* **EXERCISE PROMPT**: Copy out all of the data below with no alterations.

(Dataset items)
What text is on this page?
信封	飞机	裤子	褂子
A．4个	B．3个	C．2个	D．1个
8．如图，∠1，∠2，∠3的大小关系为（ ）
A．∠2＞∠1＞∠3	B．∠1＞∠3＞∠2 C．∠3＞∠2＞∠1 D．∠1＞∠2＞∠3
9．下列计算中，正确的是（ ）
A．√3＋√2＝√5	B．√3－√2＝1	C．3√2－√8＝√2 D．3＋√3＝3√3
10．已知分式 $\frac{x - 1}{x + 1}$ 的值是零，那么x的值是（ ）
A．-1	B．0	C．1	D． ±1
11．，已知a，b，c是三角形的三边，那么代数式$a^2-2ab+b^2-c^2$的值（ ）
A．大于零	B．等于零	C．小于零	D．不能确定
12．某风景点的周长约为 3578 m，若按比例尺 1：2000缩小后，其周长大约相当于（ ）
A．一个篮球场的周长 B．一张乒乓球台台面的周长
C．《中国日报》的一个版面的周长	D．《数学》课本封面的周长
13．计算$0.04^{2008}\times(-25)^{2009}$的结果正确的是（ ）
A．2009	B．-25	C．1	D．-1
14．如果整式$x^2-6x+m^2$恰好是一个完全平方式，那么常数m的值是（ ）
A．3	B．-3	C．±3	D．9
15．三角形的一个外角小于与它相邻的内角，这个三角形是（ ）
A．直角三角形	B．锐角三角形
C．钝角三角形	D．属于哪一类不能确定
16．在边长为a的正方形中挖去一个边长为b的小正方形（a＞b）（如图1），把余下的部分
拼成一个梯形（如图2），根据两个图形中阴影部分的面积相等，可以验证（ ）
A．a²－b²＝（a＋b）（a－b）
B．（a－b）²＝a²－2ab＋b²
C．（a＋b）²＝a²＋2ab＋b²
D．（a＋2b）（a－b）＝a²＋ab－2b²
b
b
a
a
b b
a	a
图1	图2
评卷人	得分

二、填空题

* **EXPECTED ANSWER**:
What text is on this page?
信封	飞机	裤子	褂子
A．4个	B．3个	C．2个	D．1个
8．如图，∠1，∠2，∠3的大小关系为（ ）
A．∠2＞∠1＞∠3	B．∠1＞∠3＞∠2 C．∠3＞∠2＞∠1 D．∠1＞∠2＞∠3
9．下列计算中，正确的是（ ）
A．√3＋√2＝√5	B．√3－√2＝1	C．3√2－√8＝√2 D．3＋√3＝3√3
10．已知分式 $\frac{x - 1}{x + 1}$ 的值是零，那么x的值是（ ）
A．-1	B．0	C．1	D． ±1
11．，已知a，b，c是三角形的三边，那么代数式$a^2-2ab+b^2-c^2$的值（ ）
A．大于零	B．等于零	C．小于零	D．不能确定
12．某风景点的周长约为 3578 m，若按比例尺 1：2000缩小后，其周长大约相当于（ ）
A．一个篮球场的周长 B．一张乒乓球台台面的周长
C．《中国日报》的一个版面的周长	D．《数学》课本封面的周长
13．计算$0.04^{2008}\times(-25)^{2009}$的结果正确的是（ ）
A．2009	B．-25	C．1	D．-1
14．如果整式$x^2-6x+m^2$恰好是一个完全平方式，那么常数m的值是（ ）
A．3	B．-3	C．±3	D．9
15．三角形的一个外角小于与它相邻的内角，这个三角形是（ ）
A．直角三角形	B．锐角三角形
C．钝角三角形	D．属于哪一类不能确定
16．在边长为a的正方形中挖去一个边长为b的小正方形（a＞b）（如图1），把余下的部分
拼成一个梯形（如图2），根据两个图形中阴影部分的面积相等，可以验证（ ）
A．a²－b²＝（a＋b）（a－b）
B．（a－b）²＝a²－2ab＋b²
C．（a＋b）²＝a²＋2ab＋b²
D．（a＋2b）（a－b）＝a²＋ab－2b²
b
b
a
a
b b
a	a
图1	图2
评卷人	得分

二、填空题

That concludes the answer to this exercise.